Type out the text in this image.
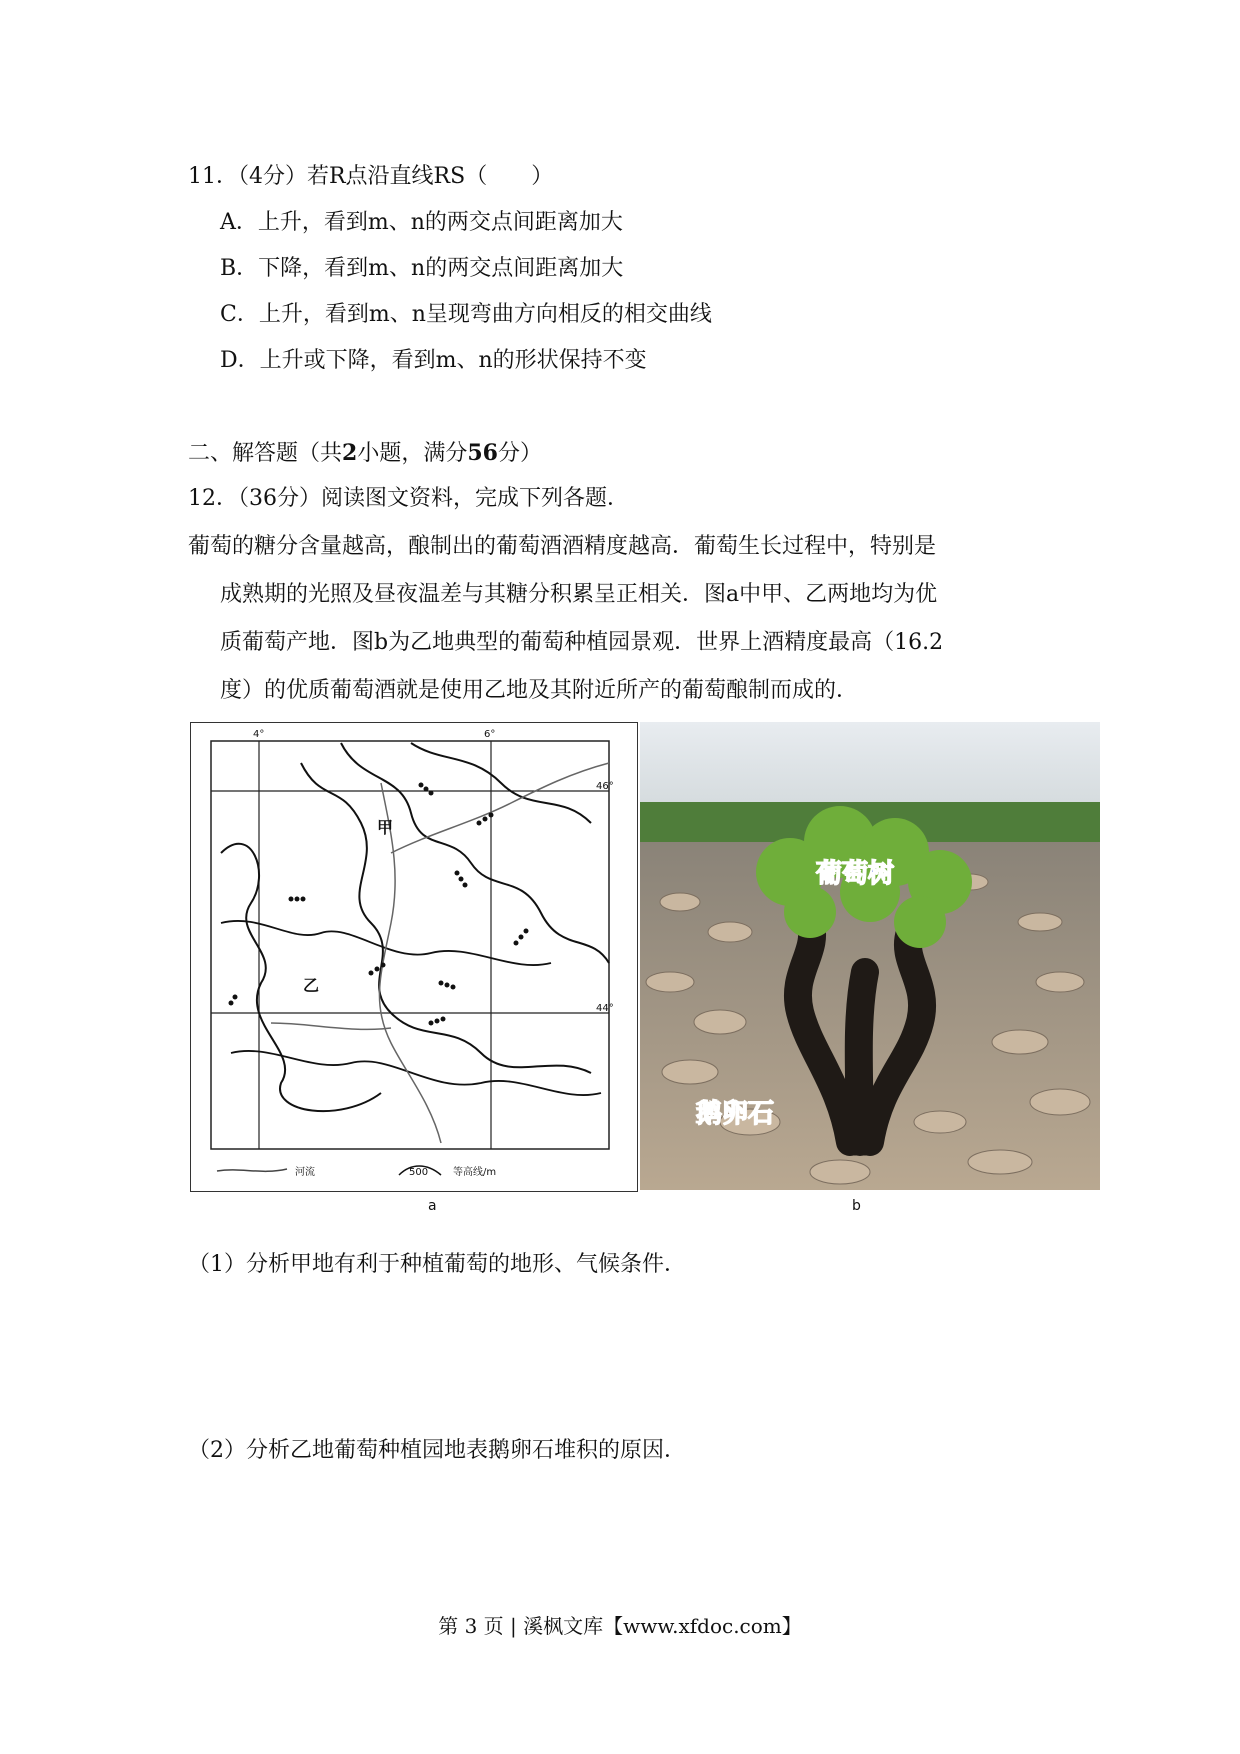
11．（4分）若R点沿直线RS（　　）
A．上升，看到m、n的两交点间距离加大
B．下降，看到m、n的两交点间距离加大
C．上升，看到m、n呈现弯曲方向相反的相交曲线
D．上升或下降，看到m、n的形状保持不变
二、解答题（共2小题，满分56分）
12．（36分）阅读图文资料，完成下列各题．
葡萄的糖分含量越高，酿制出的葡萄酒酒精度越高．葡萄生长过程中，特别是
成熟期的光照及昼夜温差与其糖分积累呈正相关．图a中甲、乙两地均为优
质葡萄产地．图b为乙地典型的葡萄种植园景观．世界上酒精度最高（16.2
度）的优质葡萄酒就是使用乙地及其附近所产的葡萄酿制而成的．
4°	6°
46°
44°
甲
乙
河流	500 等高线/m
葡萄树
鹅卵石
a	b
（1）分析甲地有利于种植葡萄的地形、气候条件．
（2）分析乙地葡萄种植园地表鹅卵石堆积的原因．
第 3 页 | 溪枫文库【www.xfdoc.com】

▬▬▬

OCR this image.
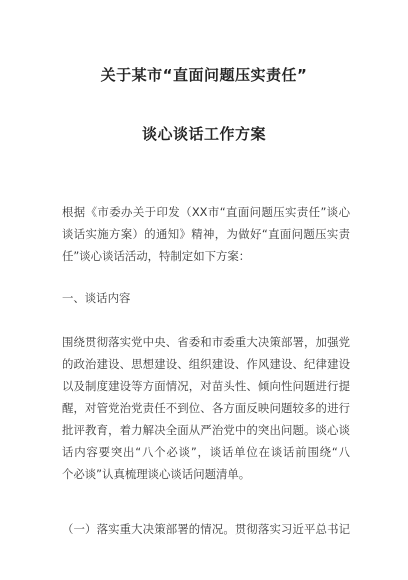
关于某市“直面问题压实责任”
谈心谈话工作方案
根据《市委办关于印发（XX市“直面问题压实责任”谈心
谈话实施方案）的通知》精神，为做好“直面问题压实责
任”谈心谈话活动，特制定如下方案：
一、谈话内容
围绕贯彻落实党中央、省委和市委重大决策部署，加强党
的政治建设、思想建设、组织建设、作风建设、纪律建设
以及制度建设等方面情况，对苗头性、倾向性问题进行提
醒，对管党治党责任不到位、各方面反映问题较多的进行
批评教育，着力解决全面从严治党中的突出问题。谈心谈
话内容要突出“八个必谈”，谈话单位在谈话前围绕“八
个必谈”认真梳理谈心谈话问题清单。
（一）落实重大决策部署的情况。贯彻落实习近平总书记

▬▬▬

**WHAT TO WORK ON**
Give only the number of lines in the material above that hold the word "直面问题压实责任".

**CORRECT RESULT**
2